[Stored dataset items]
--
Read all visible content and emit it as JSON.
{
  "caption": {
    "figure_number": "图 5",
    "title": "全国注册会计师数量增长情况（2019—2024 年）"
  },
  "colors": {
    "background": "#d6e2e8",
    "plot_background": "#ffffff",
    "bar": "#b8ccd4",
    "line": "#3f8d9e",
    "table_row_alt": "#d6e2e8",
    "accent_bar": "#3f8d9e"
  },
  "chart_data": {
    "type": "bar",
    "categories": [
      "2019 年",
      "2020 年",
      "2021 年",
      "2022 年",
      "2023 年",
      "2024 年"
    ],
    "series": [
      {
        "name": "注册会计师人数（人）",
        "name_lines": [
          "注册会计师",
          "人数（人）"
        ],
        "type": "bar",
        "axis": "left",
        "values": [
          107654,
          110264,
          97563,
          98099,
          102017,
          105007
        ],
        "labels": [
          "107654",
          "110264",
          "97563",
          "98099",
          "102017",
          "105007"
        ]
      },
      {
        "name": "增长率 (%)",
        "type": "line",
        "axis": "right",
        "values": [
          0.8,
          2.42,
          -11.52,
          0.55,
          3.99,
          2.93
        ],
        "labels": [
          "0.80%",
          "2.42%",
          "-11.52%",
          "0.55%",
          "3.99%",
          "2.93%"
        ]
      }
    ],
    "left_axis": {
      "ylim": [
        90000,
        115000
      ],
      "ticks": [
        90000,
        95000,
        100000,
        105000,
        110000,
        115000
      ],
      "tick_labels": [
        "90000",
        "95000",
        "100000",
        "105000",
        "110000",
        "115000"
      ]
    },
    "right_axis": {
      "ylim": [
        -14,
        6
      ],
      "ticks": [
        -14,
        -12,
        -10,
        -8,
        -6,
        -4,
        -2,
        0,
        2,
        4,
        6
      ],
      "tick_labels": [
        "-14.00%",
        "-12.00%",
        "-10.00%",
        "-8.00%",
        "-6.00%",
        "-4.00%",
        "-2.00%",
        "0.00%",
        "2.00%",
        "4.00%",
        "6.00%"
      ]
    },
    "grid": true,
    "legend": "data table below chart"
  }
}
--
Short task —
Extract all of the data exactly as written.

Correct output —
Read all visible content and emit it as JSON.
{
  "caption": {
    "figure_number": "图 5",
    "title": "全国注册会计师数量增长情况（2019—2024 年）"
  },
  "colors": {
    "background": "#d6e2e8",
    "plot_background": "#ffffff",
    "bar": "#b8ccd4",
    "line": "#3f8d9e",
    "table_row_alt": "#d6e2e8",
    "accent_bar": "#3f8d9e"
  },
  "chart_data": {
    "type": "bar",
    "categories": [
      "2019 年",
      "2020 年",
      "2021 年",
      "2022 年",
      "2023 年",
      "2024 年"
    ],
    "series": [
      {
        "name": "注册会计师人数（人）",
        "name_lines": [
          "注册会计师",
          "人数（人）"
        ],
        "type": "bar",
        "axis": "left",
        "values": [
          107654,
          110264,
          97563,
          98099,
          102017,
          105007
        ],
        "labels": [
          "107654",
          "110264",
          "97563",
          "98099",
          "102017",
          "105007"
        ]
      },
      {
        "name": "增长率 (%)",
        "type": "line",
        "axis": "right",
        "values": [
          0.8,
          2.42,
          -11.52,
          0.55,
          3.99,
          2.93
        ],
        "labels": [
          "0.80%",
          "2.42%",
          "-11.52%",
          "0.55%",
          "3.99%",
          "2.93%"
        ]
      }
    ],
    "left_axis": {
      "ylim": [
        90000,
        115000
      ],
      "ticks": [
        90000,
        95000,
        100000,
        105000,
        110000,
        115000
      ],
      "tick_labels": [
        "90000",
        "95000",
        "100000",
        "105000",
        "110000",
        "115000"
      ]
    },
    "right_axis": {
      "ylim": [
        -14,
        6
      ],
      "ticks": [
        -14,
        -12,
        -10,
        -8,
        -6,
        -4,
        -2,
        0,
        2,
        4,
        6
      ],
      "tick_labels": [
        "-14.00%",
        "-12.00%",
        "-10.00%",
        "-8.00%",
        "-6.00%",
        "-4.00%",
        "-2.00%",
        "0.00%",
        "2.00%",
        "4.00%",
        "6.00%"
      ]
    },
    "grid": true,
    "legend": "data table below chart"
  }
}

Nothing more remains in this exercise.